GIVEN PROBLEM: Lines before the one containing "Convert this screenshot" are excluded. Repeat that line and every line after it, exactly.

________

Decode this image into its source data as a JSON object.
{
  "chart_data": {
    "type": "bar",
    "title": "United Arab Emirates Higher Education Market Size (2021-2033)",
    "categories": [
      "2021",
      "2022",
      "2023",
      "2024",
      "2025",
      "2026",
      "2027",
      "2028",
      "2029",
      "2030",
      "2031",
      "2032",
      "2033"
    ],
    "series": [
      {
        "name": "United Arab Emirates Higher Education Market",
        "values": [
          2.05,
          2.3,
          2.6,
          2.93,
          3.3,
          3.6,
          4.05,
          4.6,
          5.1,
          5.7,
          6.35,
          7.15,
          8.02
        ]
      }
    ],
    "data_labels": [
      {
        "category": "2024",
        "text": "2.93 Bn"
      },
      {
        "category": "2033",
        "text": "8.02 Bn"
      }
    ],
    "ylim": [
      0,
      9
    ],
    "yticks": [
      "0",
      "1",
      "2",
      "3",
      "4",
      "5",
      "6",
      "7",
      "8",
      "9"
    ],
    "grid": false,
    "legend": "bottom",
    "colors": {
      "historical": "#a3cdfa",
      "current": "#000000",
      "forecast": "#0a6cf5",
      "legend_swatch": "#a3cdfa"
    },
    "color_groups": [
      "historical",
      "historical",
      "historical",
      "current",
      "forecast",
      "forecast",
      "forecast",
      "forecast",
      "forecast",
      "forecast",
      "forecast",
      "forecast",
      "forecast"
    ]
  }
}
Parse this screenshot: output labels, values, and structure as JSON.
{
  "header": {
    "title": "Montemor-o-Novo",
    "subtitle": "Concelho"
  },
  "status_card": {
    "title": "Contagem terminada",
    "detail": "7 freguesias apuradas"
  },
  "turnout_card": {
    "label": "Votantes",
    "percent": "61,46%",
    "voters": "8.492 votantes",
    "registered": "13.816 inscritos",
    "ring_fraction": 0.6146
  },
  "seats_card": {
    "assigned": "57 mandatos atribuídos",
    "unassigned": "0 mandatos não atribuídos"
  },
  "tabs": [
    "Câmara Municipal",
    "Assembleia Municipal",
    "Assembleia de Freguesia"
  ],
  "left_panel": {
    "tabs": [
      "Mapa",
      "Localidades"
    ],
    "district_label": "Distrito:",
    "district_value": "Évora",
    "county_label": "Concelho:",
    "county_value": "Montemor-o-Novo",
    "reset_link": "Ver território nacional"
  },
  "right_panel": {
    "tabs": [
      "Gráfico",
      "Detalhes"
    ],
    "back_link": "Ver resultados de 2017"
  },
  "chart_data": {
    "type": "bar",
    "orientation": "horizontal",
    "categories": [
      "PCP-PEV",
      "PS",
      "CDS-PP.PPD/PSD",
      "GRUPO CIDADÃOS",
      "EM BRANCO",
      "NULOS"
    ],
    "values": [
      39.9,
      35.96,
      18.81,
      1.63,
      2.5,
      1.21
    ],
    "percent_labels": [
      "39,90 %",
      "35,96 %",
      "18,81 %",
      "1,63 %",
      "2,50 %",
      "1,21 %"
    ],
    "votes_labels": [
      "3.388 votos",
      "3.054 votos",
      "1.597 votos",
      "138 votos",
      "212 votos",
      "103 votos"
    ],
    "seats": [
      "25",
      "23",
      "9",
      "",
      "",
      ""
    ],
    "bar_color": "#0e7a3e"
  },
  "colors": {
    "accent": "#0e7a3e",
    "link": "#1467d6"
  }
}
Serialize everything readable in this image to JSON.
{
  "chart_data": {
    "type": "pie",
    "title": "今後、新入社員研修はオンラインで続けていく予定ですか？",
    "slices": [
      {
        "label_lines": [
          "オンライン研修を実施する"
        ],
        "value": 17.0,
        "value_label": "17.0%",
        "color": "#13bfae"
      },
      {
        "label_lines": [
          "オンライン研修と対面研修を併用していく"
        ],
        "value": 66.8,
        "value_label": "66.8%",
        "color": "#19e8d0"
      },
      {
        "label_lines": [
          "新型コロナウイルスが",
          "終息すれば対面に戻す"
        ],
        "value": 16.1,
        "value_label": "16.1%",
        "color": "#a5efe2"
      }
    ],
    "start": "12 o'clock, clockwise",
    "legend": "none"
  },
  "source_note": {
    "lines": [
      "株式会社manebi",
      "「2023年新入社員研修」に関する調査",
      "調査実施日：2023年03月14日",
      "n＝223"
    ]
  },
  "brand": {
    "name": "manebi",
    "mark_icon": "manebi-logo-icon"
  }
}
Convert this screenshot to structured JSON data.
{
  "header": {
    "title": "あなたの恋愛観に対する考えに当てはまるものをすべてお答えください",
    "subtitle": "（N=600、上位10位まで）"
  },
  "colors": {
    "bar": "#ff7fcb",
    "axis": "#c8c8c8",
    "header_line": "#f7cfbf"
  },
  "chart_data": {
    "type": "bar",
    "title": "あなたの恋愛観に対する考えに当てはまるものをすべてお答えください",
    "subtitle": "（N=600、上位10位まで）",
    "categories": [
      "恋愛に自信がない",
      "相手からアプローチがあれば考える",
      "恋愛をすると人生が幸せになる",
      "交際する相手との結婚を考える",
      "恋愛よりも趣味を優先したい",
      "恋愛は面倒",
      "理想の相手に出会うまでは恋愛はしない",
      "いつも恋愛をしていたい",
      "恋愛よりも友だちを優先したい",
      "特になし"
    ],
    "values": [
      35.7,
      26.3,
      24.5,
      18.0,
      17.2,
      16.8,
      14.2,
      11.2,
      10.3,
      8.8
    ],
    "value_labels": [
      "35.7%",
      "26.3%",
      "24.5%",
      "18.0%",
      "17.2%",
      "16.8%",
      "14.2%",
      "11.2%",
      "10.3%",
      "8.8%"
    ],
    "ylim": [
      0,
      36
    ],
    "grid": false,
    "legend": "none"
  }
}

________

CORRECT OUTPUT:
Convert this screenshot to structured JSON data.
{
  "header": {
    "title": "あなたの恋愛観に対する考えに当てはまるものをすべてお答えください",
    "subtitle": "（N=600、上位10位まで）"
  },
  "colors": {
    "bar": "#ff7fcb",
    "axis": "#c8c8c8",
    "header_line": "#f7cfbf"
  },
  "chart_data": {
    "type": "bar",
    "title": "あなたの恋愛観に対する考えに当てはまるものをすべてお答えください",
    "subtitle": "（N=600、上位10位まで）",
    "categories": [
      "恋愛に自信がない",
      "相手からアプローチがあれば考える",
      "恋愛をすると人生が幸せになる",
      "交際する相手との結婚を考える",
      "恋愛よりも趣味を優先したい",
      "恋愛は面倒",
      "理想の相手に出会うまでは恋愛はしない",
      "いつも恋愛をしていたい",
      "恋愛よりも友だちを優先したい",
      "特になし"
    ],
    "values": [
      35.7,
      26.3,
      24.5,
      18.0,
      17.2,
      16.8,
      14.2,
      11.2,
      10.3,
      8.8
    ],
    "value_labels": [
      "35.7%",
      "26.3%",
      "24.5%",
      "18.0%",
      "17.2%",
      "16.8%",
      "14.2%",
      "11.2%",
      "10.3%",
      "8.8%"
    ],
    "ylim": [
      0,
      36
    ],
    "grid": false,
    "legend": "none"
  }
}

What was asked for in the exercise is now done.